» Exercise goal:
Repeat the material exactly as it appears.

+++++

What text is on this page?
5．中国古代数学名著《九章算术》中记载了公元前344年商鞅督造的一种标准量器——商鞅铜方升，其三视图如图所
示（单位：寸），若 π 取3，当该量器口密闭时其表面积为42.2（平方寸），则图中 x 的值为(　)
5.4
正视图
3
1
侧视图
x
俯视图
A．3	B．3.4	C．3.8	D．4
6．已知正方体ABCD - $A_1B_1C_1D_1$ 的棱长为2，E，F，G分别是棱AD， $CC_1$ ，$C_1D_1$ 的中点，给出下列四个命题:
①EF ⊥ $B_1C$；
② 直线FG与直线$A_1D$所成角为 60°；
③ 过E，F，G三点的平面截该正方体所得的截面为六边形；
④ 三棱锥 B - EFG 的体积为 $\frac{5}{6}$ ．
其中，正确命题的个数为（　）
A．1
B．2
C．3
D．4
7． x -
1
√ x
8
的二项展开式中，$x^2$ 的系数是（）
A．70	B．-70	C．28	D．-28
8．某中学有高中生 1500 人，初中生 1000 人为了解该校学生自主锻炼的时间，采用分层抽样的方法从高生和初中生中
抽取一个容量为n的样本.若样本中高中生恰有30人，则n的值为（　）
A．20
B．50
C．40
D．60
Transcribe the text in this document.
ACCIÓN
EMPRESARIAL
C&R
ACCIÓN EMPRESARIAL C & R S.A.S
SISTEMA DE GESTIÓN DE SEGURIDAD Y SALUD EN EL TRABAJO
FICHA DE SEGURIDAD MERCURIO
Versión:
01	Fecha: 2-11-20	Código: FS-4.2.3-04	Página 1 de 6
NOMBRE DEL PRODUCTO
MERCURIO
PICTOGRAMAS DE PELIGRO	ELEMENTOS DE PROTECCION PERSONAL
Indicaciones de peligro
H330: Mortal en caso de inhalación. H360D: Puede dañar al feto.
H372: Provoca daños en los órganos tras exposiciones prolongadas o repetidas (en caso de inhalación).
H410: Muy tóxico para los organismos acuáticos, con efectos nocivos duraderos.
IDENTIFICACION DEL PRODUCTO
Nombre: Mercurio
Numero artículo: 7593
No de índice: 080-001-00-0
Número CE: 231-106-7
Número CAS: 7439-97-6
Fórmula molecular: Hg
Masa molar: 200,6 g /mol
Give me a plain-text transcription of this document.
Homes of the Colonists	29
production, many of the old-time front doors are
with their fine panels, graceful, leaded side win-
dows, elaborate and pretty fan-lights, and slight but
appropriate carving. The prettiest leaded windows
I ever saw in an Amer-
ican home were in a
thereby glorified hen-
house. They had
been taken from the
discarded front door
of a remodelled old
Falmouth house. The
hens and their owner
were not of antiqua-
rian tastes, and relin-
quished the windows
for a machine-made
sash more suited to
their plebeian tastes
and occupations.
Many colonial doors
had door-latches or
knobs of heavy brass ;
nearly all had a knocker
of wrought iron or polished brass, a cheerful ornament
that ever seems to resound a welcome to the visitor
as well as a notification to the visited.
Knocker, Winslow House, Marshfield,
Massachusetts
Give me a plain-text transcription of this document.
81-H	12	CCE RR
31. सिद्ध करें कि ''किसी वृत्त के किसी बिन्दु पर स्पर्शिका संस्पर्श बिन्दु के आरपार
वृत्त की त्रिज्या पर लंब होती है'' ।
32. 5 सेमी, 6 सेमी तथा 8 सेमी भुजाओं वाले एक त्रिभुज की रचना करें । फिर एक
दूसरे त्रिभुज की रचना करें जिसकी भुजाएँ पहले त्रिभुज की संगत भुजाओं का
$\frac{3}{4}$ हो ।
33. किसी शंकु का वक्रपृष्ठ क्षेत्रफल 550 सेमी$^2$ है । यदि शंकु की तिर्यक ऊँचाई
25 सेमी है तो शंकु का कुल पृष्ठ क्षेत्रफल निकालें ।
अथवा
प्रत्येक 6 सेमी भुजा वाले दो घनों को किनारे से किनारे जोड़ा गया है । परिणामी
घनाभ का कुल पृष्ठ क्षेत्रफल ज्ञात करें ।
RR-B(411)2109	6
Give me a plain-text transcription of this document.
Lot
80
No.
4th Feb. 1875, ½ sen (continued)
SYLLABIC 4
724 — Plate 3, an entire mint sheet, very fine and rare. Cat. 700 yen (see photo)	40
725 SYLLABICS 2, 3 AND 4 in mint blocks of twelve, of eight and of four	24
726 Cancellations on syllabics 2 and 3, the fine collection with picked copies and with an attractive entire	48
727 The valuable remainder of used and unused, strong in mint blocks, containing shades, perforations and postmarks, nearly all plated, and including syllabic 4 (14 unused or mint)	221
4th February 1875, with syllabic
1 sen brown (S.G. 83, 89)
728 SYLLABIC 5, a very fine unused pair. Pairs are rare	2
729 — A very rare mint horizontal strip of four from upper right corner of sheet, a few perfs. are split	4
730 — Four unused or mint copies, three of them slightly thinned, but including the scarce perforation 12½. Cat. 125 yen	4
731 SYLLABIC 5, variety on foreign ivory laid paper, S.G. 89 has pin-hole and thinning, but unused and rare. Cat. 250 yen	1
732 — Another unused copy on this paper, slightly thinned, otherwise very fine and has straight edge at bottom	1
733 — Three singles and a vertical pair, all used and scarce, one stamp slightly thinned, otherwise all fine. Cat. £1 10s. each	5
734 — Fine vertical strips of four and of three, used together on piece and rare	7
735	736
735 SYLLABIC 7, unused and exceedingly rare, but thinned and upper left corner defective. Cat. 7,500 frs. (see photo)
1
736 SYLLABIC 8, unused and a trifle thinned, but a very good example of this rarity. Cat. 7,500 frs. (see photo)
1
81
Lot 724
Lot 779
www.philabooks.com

+++++

» Answer below:
What text is on this page?
5．中国古代数学名著《九章算术》中记载了公元前344年商鞅督造的一种标准量器——商鞅铜方升，其三视图如图所
示（单位：寸），若 π 取3，当该量器口密闭时其表面积为42.2（平方寸），则图中 x 的值为(　)
5.4
正视图
3
1
侧视图
x
俯视图
A．3	B．3.4	C．3.8	D．4
6．已知正方体ABCD - $A_1B_1C_1D_1$ 的棱长为2，E，F，G分别是棱AD， $CC_1$ ，$C_1D_1$ 的中点，给出下列四个命题:
①EF ⊥ $B_1C$；
② 直线FG与直线$A_1D$所成角为 60°；
③ 过E，F，G三点的平面截该正方体所得的截面为六边形；
④ 三棱锥 B - EFG 的体积为 $\frac{5}{6}$ ．
其中，正确命题的个数为（　）
A．1
B．2
C．3
D．4
7． x -
1
√ x
8
的二项展开式中，$x^2$ 的系数是（）
A．70	B．-70	C．28	D．-28
8．某中学有高中生 1500 人，初中生 1000 人为了解该校学生自主锻炼的时间，采用分层抽样的方法从高生和初中生中
抽取一个容量为n的样本.若样本中高中生恰有30人，则n的值为（　）
A．20
B．50
C．40
D．60
Transcribe the text in this document.
ACCIÓN
EMPRESARIAL
C&R
ACCIÓN EMPRESARIAL C & R S.A.S
SISTEMA DE GESTIÓN DE SEGURIDAD Y SALUD EN EL TRABAJO
FICHA DE SEGURIDAD MERCURIO
Versión:
01	Fecha: 2-11-20	Código: FS-4.2.3-04	Página 1 de 6
NOMBRE DEL PRODUCTO
MERCURIO
PICTOGRAMAS DE PELIGRO	ELEMENTOS DE PROTECCION PERSONAL
Indicaciones de peligro
H330: Mortal en caso de inhalación. H360D: Puede dañar al feto.
H372: Provoca daños en los órganos tras exposiciones prolongadas o repetidas (en caso de inhalación).
H410: Muy tóxico para los organismos acuáticos, con efectos nocivos duraderos.
IDENTIFICACION DEL PRODUCTO
Nombre: Mercurio
Numero artículo: 7593
No de índice: 080-001-00-0
Número CE: 231-106-7
Número CAS: 7439-97-6
Fórmula molecular: Hg
Masa molar: 200,6 g /mol
Give me a plain-text transcription of this document.
Homes of the Colonists	29
production, many of the old-time front doors are
with their fine panels, graceful, leaded side win-
dows, elaborate and pretty fan-lights, and slight but
appropriate carving. The prettiest leaded windows
I ever saw in an Amer-
ican home were in a
thereby glorified hen-
house. They had
been taken from the
discarded front door
of a remodelled old
Falmouth house. The
hens and their owner
were not of antiqua-
rian tastes, and relin-
quished the windows
for a machine-made
sash more suited to
their plebeian tastes
and occupations.
Many colonial doors
had door-latches or
knobs of heavy brass ;
nearly all had a knocker
of wrought iron or polished brass, a cheerful ornament
that ever seems to resound a welcome to the visitor
as well as a notification to the visited.
Knocker, Winslow House, Marshfield,
Massachusetts
Give me a plain-text transcription of this document.
81-H	12	CCE RR
31. सिद्ध करें कि ''किसी वृत्त के किसी बिन्दु पर स्पर्शिका संस्पर्श बिन्दु के आरपार
वृत्त की त्रिज्या पर लंब होती है'' ।
32. 5 सेमी, 6 सेमी तथा 8 सेमी भुजाओं वाले एक त्रिभुज की रचना करें । फिर एक
दूसरे त्रिभुज की रचना करें जिसकी भुजाएँ पहले त्रिभुज की संगत भुजाओं का
$\frac{3}{4}$ हो ।
33. किसी शंकु का वक्रपृष्ठ क्षेत्रफल 550 सेमी$^2$ है । यदि शंकु की तिर्यक ऊँचाई
25 सेमी है तो शंकु का कुल पृष्ठ क्षेत्रफल निकालें ।
अथवा
प्रत्येक 6 सेमी भुजा वाले दो घनों को किनारे से किनारे जोड़ा गया है । परिणामी
घनाभ का कुल पृष्ठ क्षेत्रफल ज्ञात करें ।
RR-B(411)2109	6
Give me a plain-text transcription of this document.
Lot
80
No.
4th Feb. 1875, ½ sen (continued)
SYLLABIC 4
724 — Plate 3, an entire mint sheet, very fine and rare. Cat. 700 yen (see photo)	40
725 SYLLABICS 2, 3 AND 4 in mint blocks of twelve, of eight and of four	24
726 Cancellations on syllabics 2 and 3, the fine collection with picked copies and with an attractive entire	48
727 The valuable remainder of used and unused, strong in mint blocks, containing shades, perforations and postmarks, nearly all plated, and including syllabic 4 (14 unused or mint)	221
4th February 1875, with syllabic
1 sen brown (S.G. 83, 89)
728 SYLLABIC 5, a very fine unused pair. Pairs are rare	2
729 — A very rare mint horizontal strip of four from upper right corner of sheet, a few perfs. are split	4
730 — Four unused or mint copies, three of them slightly thinned, but including the scarce perforation 12½. Cat. 125 yen	4
731 SYLLABIC 5, variety on foreign ivory laid paper, S.G. 89 has pin-hole and thinning, but unused and rare. Cat. 250 yen	1
732 — Another unused copy on this paper, slightly thinned, otherwise very fine and has straight edge at bottom	1
733 — Three singles and a vertical pair, all used and scarce, one stamp slightly thinned, otherwise all fine. Cat. £1 10s. each	5
734 — Fine vertical strips of four and of three, used together on piece and rare	7
735	736
735 SYLLABIC 7, unused and exceedingly rare, but thinned and upper left corner defective. Cat. 7,500 frs. (see photo)
1
736 SYLLABIC 8, unused and a trifle thinned, but a very good example of this rarity. Cat. 7,500 frs. (see photo)
1
81
Lot 724
Lot 779
www.philabooks.com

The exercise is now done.